▶ **BRIEF**
Repeat the records in full and exactly, omitting pictures.

Extracted records
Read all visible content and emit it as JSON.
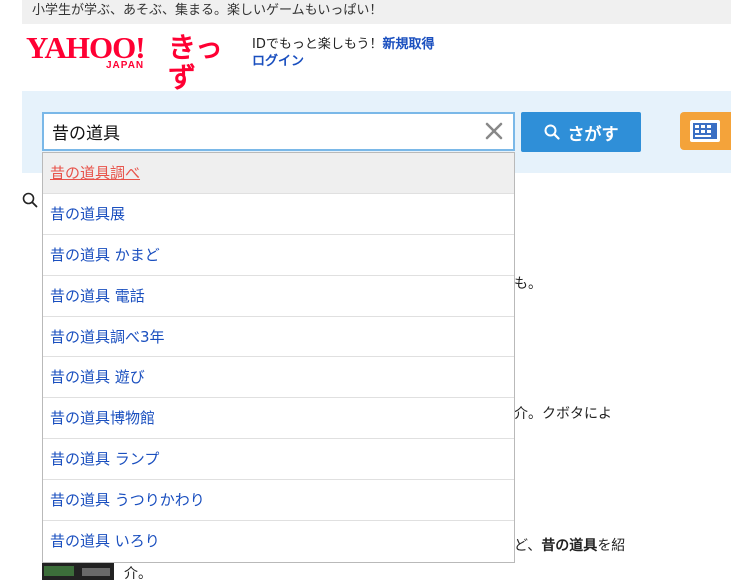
{
  "header": {
    "tagline": "小学生が学ぶ、あそぶ、集まる。楽しいゲームもいっぱい！",
    "logo_yahoo": "YAHOO!",
    "logo_japan": "JAPAN",
    "logo_kids": "きっず",
    "id_text": "IDでもっと楽しもう！",
    "register_link": "新規取得",
    "login_link": "ログイン"
  },
  "search": {
    "query": "昔の道具",
    "button_label": "さがす"
  },
  "suggestions": [
    "昔の道具調べ",
    "昔の道具展",
    "昔の道具 かまど",
    "昔の道具 電話",
    "昔の道具調べ3年",
    "昔の道具 遊び",
    "昔の道具博物館",
    "昔の道具 ランプ",
    "昔の道具 うつりかわり",
    "昔の道具 いろり"
  ],
  "background_results": {
    "fragment1": "も。",
    "fragment2": "介。クボタによ",
    "fragment3_prefix": "ど、",
    "fragment3_bold": "昔の道具",
    "fragment3_suffix": "を紹",
    "fragment4": "介。"
  },
  "colors": {
    "brand_red": "#ff0033",
    "search_button": "#2f8fd8",
    "link_blue": "#1a4fbf",
    "highlight_text": "#e8534a",
    "calc_button": "#f4a33a"
  }
}
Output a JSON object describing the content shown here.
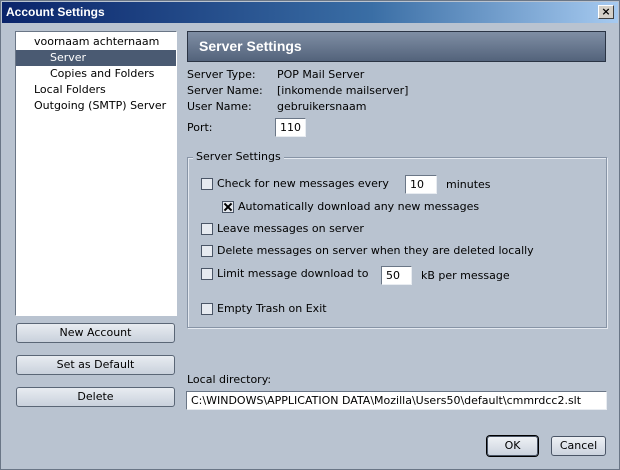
{
  "window": {
    "title": "Account Settings",
    "close_glyph": "×"
  },
  "tree": {
    "items": [
      {
        "label": "voornaam achternaam",
        "level": 0,
        "selected": false
      },
      {
        "label": "Server",
        "level": 1,
        "selected": true
      },
      {
        "label": "Copies and Folders",
        "level": 1,
        "selected": false
      },
      {
        "label": "Local Folders",
        "level": 0,
        "selected": false
      },
      {
        "label": "Outgoing (SMTP) Server",
        "level": 0,
        "selected": false
      }
    ]
  },
  "side_buttons": {
    "new_account": "New Account",
    "set_default": "Set as Default",
    "delete": "Delete"
  },
  "panel": {
    "title": "Server Settings",
    "server_type_label": "Server Type:",
    "server_type_value": "POP Mail Server",
    "server_name_label": "Server Name:",
    "server_name_value": "[inkomende mailserver]",
    "user_name_label": "User Name:",
    "user_name_value": "gebruikersnaam",
    "port_label": "Port:",
    "port_value": "110"
  },
  "group": {
    "title": "Server Settings",
    "check_new": {
      "label": "Check for new messages every",
      "checked": false,
      "value": "10",
      "suffix": "minutes"
    },
    "auto_download": {
      "label": "Automatically download any new messages",
      "checked": true
    },
    "leave_on_server": {
      "label": "Leave messages on server",
      "checked": false
    },
    "delete_on_server": {
      "label": "Delete messages on server when they are deleted locally",
      "checked": false
    },
    "limit_download": {
      "label": "Limit message download to",
      "checked": false,
      "value": "50",
      "suffix": "kB per message"
    },
    "empty_trash": {
      "label": "Empty Trash on Exit",
      "checked": false
    }
  },
  "local_directory": {
    "label": "Local directory:",
    "value": "C:\\WINDOWS\\APPLICATION DATA\\Mozilla\\Users50\\default\\cmmrdcc2.slt"
  },
  "dialog_buttons": {
    "ok": "OK",
    "cancel": "Cancel"
  },
  "colors": {
    "title_bar": "#0a246a",
    "window_bg": "#b9c3d0",
    "selection": "#4a5a72",
    "panel_header": "#53637b"
  }
}
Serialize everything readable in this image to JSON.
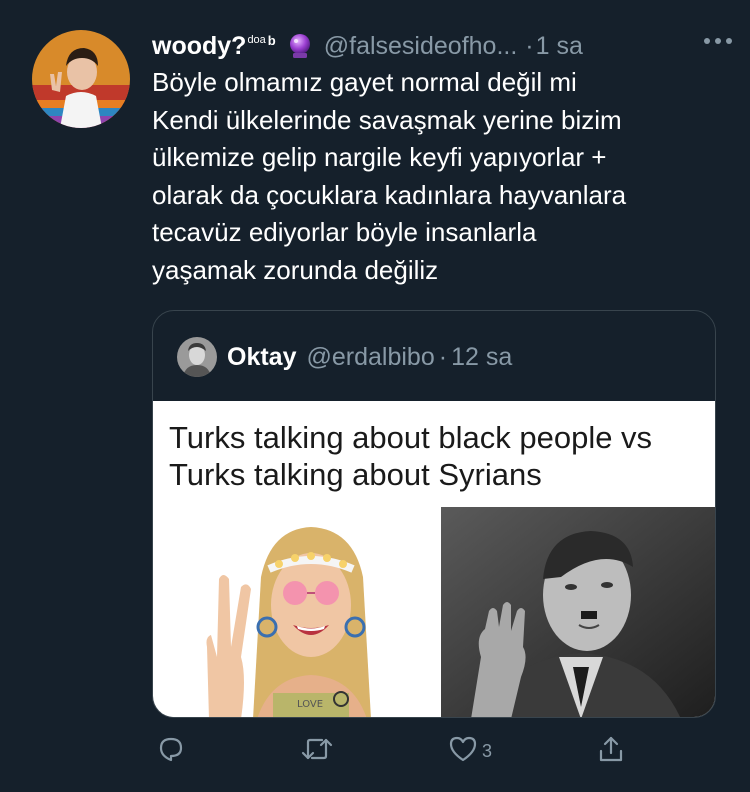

▶ **SOLUTION TO THIS PROBLEM**
Read all visible content and emit it as JSON.
{
  "header": {
    "tagline": "小学生が学ぶ、あそぶ、集まる。楽しいゲームもいっぱい！",
    "logo_yahoo": "YAHOO!",
    "logo_japan": "JAPAN",
    "logo_kids": "きっず",
    "id_text": "IDでもっと楽しもう！",
    "register_link": "新規取得",
    "login_link": "ログイン"
  },
  "search": {
    "query": "昔の道具",
    "button_label": "さがす"
  },
  "suggestions": [
    "昔の道具調べ",
    "昔の道具展",
    "昔の道具 かまど",
    "昔の道具 電話",
    "昔の道具調べ3年",
    "昔の道具 遊び",
    "昔の道具博物館",
    "昔の道具 ランプ",
    "昔の道具 うつりかわり",
    "昔の道具 いろり"
  ],
  "background_results": {
    "fragment1": "も。",
    "fragment2": "介。クボタによ",
    "fragment3_prefix": "ど、",
    "fragment3_bold": "昔の道具",
    "fragment3_suffix": "を紹",
    "fragment4": "介。"
  },
  "colors": {
    "brand_red": "#ff0033",
    "search_button": "#2f8fd8",
    "link_blue": "#1a4fbf",
    "highlight_text": "#e8534a",
    "calc_button": "#f4a33a"
  }
}
Output a JSON object describing the content shown here.
{
  "window": {
    "title": "Account Settings",
    "close_glyph": "×"
  },
  "tree": {
    "items": [
      {
        "label": "voornaam achternaam",
        "level": 0,
        "selected": false
      },
      {
        "label": "Server",
        "level": 1,
        "selected": true
      },
      {
        "label": "Copies and Folders",
        "level": 1,
        "selected": false
      },
      {
        "label": "Local Folders",
        "level": 0,
        "selected": false
      },
      {
        "label": "Outgoing (SMTP) Server",
        "level": 0,
        "selected": false
      }
    ]
  },
  "side_buttons": {
    "new_account": "New Account",
    "set_default": "Set as Default",
    "delete": "Delete"
  },
  "panel": {
    "title": "Server Settings",
    "server_type_label": "Server Type:",
    "server_type_value": "POP Mail Server",
    "server_name_label": "Server Name:",
    "server_name_value": "[inkomende mailserver]",
    "user_name_label": "User Name:",
    "user_name_value": "gebruikersnaam",
    "port_label": "Port:",
    "port_value": "110"
  },
  "group": {
    "title": "Server Settings",
    "check_new": {
      "label": "Check for new messages every",
      "checked": false,
      "value": "10",
      "suffix": "minutes"
    },
    "auto_download": {
      "label": "Automatically download any new messages",
      "checked": true
    },
    "leave_on_server": {
      "label": "Leave messages on server",
      "checked": false
    },
    "delete_on_server": {
      "label": "Delete messages on server when they are deleted locally",
      "checked": false
    },
    "limit_download": {
      "label": "Limit message download to",
      "checked": false,
      "value": "50",
      "suffix": "kB per message"
    },
    "empty_trash": {
      "label": "Empty Trash on Exit",
      "checked": false
    }
  },
  "local_directory": {
    "label": "Local directory:",
    "value": "C:\\WINDOWS\\APPLICATION DATA\\Mozilla\\Users50\\default\\cmmrdcc2.slt"
  },
  "dialog_buttons": {
    "ok": "OK",
    "cancel": "Cancel"
  },
  "colors": {
    "title_bar": "#0a246a",
    "window_bg": "#b9c3d0",
    "selection": "#4a5a72",
    "panel_header": "#53637b"
  }
}
Serialize everything readable in this image to JSON.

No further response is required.